▶ _YOUR INSTRUCTIONS_
Reproduce the records from their first line through the line containing "- bars: [84, 73, 402, 432]", substituting "image" for "screenshot" and leaving everything else unchanged.

Region boundary data:
━━━━━━
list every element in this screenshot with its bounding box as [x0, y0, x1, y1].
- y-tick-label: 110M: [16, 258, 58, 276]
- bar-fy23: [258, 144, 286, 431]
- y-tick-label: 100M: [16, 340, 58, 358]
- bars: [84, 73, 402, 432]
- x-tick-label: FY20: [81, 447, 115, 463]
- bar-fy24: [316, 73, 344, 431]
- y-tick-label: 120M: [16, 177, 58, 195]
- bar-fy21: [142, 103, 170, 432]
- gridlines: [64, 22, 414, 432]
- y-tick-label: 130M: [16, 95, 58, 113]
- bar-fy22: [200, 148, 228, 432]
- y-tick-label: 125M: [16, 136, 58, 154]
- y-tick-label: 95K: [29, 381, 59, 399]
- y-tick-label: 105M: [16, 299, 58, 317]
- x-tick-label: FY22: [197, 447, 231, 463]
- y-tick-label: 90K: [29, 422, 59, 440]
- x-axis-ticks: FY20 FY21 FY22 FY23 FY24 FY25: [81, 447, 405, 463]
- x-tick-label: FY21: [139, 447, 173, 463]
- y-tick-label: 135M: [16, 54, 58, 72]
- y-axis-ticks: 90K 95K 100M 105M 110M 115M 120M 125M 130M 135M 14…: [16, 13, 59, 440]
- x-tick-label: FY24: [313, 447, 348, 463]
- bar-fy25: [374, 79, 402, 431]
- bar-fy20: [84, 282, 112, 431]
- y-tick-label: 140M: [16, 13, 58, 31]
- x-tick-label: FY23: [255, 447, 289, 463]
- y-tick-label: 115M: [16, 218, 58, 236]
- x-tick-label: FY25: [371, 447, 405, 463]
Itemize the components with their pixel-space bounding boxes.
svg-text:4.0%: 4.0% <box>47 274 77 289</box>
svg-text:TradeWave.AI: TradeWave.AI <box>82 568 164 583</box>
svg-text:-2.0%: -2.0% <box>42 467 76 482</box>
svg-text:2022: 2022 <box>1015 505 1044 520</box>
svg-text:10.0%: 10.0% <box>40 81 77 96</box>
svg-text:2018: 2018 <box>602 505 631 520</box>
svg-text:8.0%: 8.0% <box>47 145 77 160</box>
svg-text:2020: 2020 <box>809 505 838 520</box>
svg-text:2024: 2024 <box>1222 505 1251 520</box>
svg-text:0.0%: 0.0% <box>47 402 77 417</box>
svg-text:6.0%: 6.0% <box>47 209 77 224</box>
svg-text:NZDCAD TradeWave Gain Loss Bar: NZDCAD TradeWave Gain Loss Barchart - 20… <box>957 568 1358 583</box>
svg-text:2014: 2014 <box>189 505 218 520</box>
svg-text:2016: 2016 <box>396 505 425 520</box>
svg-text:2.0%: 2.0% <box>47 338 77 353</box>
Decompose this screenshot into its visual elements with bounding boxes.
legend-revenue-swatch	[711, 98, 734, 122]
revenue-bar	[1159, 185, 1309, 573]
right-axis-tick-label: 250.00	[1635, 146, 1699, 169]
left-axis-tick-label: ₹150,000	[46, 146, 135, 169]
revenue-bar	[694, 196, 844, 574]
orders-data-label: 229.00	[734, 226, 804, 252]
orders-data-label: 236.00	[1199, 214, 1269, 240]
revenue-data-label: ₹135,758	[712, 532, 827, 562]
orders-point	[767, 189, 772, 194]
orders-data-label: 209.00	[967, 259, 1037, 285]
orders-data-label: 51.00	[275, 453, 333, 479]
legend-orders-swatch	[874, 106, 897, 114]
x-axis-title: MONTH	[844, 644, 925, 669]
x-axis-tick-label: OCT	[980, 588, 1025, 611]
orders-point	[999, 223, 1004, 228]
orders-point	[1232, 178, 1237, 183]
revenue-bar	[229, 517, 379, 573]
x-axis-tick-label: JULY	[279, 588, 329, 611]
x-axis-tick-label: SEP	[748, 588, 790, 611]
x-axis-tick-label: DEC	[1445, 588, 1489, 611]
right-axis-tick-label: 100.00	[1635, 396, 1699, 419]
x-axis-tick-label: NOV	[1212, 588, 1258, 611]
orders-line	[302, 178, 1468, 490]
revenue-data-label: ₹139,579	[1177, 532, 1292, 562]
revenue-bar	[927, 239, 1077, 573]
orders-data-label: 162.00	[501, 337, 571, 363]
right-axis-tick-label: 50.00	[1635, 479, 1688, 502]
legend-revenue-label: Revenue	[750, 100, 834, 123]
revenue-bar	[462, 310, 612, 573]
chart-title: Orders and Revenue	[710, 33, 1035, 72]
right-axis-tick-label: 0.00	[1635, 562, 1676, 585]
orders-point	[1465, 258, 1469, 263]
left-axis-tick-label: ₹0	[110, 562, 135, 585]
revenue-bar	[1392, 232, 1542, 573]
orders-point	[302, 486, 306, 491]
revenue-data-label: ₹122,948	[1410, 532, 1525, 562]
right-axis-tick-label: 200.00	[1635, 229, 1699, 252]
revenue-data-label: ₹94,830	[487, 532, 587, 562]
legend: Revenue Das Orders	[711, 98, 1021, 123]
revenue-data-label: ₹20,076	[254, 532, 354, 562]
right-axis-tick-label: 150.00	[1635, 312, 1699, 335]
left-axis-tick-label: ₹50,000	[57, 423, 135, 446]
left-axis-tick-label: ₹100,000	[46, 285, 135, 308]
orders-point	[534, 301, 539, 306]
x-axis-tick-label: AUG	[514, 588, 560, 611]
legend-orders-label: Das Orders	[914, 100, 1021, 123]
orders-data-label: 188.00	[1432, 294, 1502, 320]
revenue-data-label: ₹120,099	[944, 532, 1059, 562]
━━━━━━
▶ _TASK ANSWER_
list every element in this image with its bounding box as [x0, y0, x1, y1].
- y-tick-label: 110M: [16, 258, 58, 276]
- bar-fy23: [258, 144, 286, 431]
- y-tick-label: 100M: [16, 340, 58, 358]
- bars: [84, 73, 402, 432]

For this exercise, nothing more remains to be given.